TASK TO CARRY OUT
Transcribe all the entries word for word, but omit the images.

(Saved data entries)
***

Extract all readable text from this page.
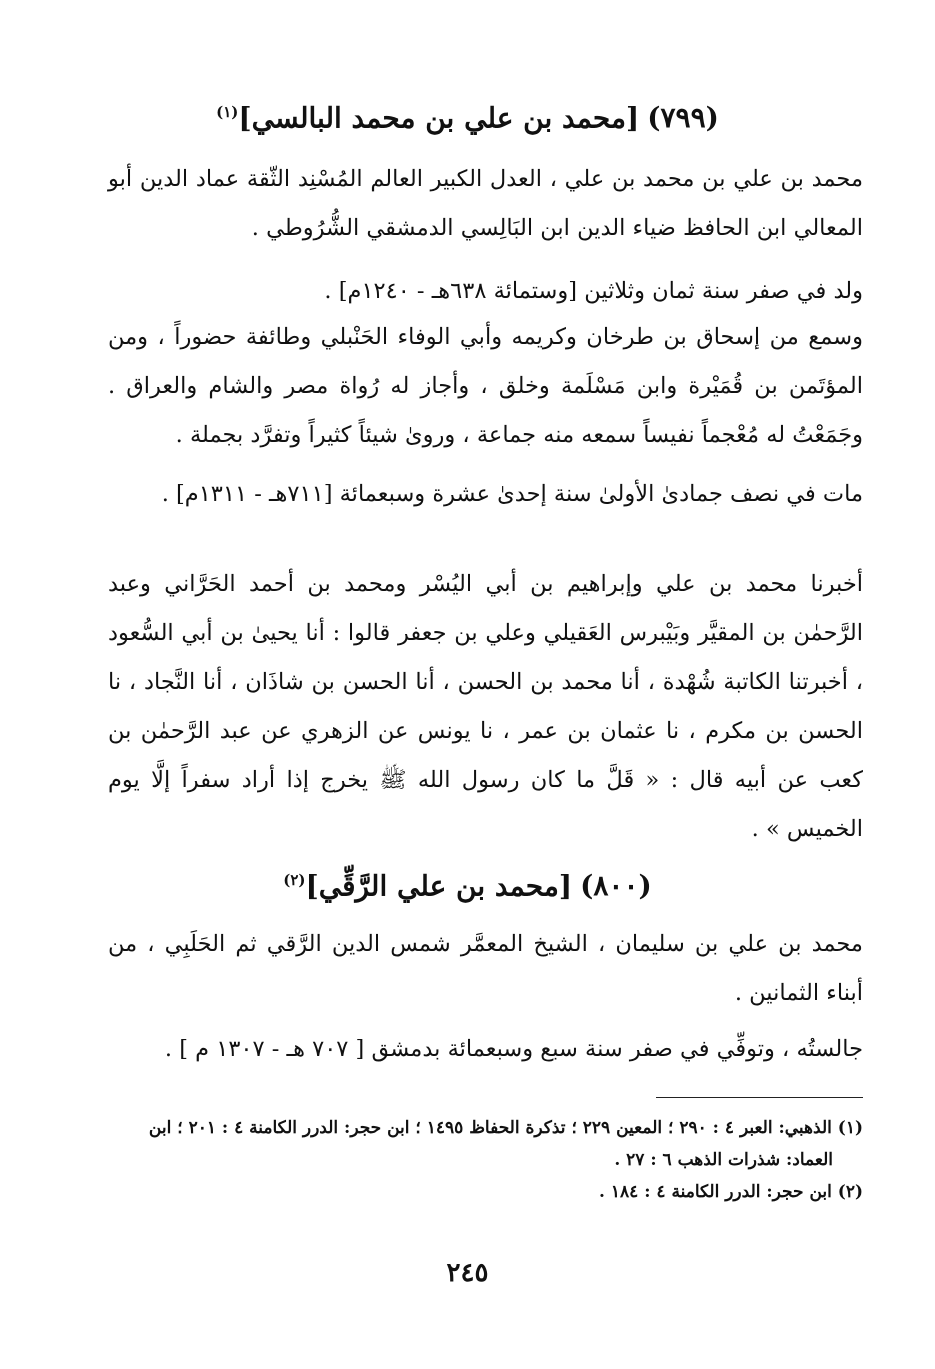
(٧٩٩)[محمد بن علي بن محمد البالسي]$^{(١)}$

محمد بن علي بن محمد بن علي ، العدل الكبير العالم المُسْنِد الثّقة عماد الدين أبو المعالي ابن الحافظ ضياء الدين ابن البَالِسي الدمشقي الشُّرُوطي .

ولد في صفر سنة ثمان وثلاثين [وستمائة ٦٣٨هـ - ١٢٤٠م] .

وسمع من إسحاق بن طرخان وكريمه وأبي الوفاء الحَنْبلي وطائفة حضوراً ، ومن المؤتَمن بن قُمَيْرة وابن مَسْلَمة وخلق ، وأجاز له رُواة مصر والشام والعراق . وجَمَعْتُ له مُعْجماً نفيساً سمعه منه جماعة ، وروىٰ شيئاً كثيراً وتفرَّد بجملة .

مات في نصف جمادىٰ الأولىٰ سنة إحدىٰ عشرة وسبعمائة [٧١١هـ - ١٣١١م] .

أخبرنا محمد بن علي وإبراهيم بن أبي اليُسْر ومحمد بن أحمد الحَرَّاني وعبد الرَّحمٰن بن المقيَّر وبَيْبرس العَقيلي وعلي بن جعفر قالوا : أنا يحيىٰ بن أبي السُّعود ، أخبرتنا الكاتبة شُهْدة ، أنا محمد بن الحسن ، أنا الحسن بن شاذَان ، أنا النَّجاد ، نا الحسن بن مكرم ، نا عثمان بن عمر ، نا يونس عن الزهري عن عبد الرَّحمٰن بن كعب عن أبيه قال : « قَلَّ ما كان رسول الله ﷺ يخرج إذا أراد سفراً إلَّا يوم الخميس » .

(٨٠٠)[محمد بن علي الرَّقِّي]$^{(٢)}$

محمد بن علي بن سليمان ، الشيخ المعمَّر شمس الدين الرَّقي ثم الحَلَبِي ، من أبناء الثمانين .

جالستُه ، وتوفِّي في صفر سنة سبع وسبعمائة بدمشق [ ٧٠٧ هـ - ١٣٠٧ م ] .

(١) الذهبي: العبر ٤ : ٢٩٠ ؛ المعين ٢٢٩ ؛ تذكرة الحفاظ ١٤٩٥ ؛ ابن حجر: الدرر الكامنة ٤ : ٢٠١ ؛ ابن

العماد: شذرات الذهب ٦ : ٢٧ .

(٢) ابن حجر: الدرر الكامنة ٤ : ١٨٤ .

٢٤٥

***

CORRECT OUTPUT
Extract all readable text from this page.
(٧٩٩)[محمد بن علي بن محمد البالسي]$^{(١)}$

محمد بن علي بن محمد بن علي ، العدل الكبير العالم المُسْنِد الثّقة عماد الدين أبو المعالي ابن الحافظ ضياء الدين ابن البَالِسي الدمشقي الشُّرُوطي .

ولد في صفر سنة ثمان وثلاثين [وستمائة ٦٣٨هـ - ١٢٤٠م] .

وسمع من إسحاق بن طرخان وكريمه وأبي الوفاء الحَنْبلي وطائفة حضوراً ، ومن المؤتَمن بن قُمَيْرة وابن مَسْلَمة وخلق ، وأجاز له رُواة مصر والشام والعراق . وجَمَعْتُ له مُعْجماً نفيساً سمعه منه جماعة ، وروىٰ شيئاً كثيراً وتفرَّد بجملة .

مات في نصف جمادىٰ الأولىٰ سنة إحدىٰ عشرة وسبعمائة [٧١١هـ - ١٣١١م] .

أخبرنا محمد بن علي وإبراهيم بن أبي اليُسْر ومحمد بن أحمد الحَرَّاني وعبد الرَّحمٰن بن المقيَّر وبَيْبرس العَقيلي وعلي بن جعفر قالوا : أنا يحيىٰ بن أبي السُّعود ، أخبرتنا الكاتبة شُهْدة ، أنا محمد بن الحسن ، أنا الحسن بن شاذَان ، أنا النَّجاد ، نا الحسن بن مكرم ، نا عثمان بن عمر ، نا يونس عن الزهري عن عبد الرَّحمٰن بن كعب عن أبيه قال : « قَلَّ ما كان رسول الله ﷺ يخرج إذا أراد سفراً إلَّا يوم الخميس » .

(٨٠٠)[محمد بن علي الرَّقِّي]$^{(٢)}$

محمد بن علي بن سليمان ، الشيخ المعمَّر شمس الدين الرَّقي ثم الحَلَبِي ، من أبناء الثمانين .

جالستُه ، وتوفِّي في صفر سنة سبع وسبعمائة بدمشق [ ٧٠٧ هـ - ١٣٠٧ م ] .

(١) الذهبي: العبر ٤ : ٢٩٠ ؛ المعين ٢٢٩ ؛ تذكرة الحفاظ ١٤٩٥ ؛ ابن حجر: الدرر الكامنة ٤ : ٢٠١ ؛ ابن

العماد: شذرات الذهب ٦ : ٢٧ .

(٢) ابن حجر: الدرر الكامنة ٤ : ١٨٤ .

٢٤٥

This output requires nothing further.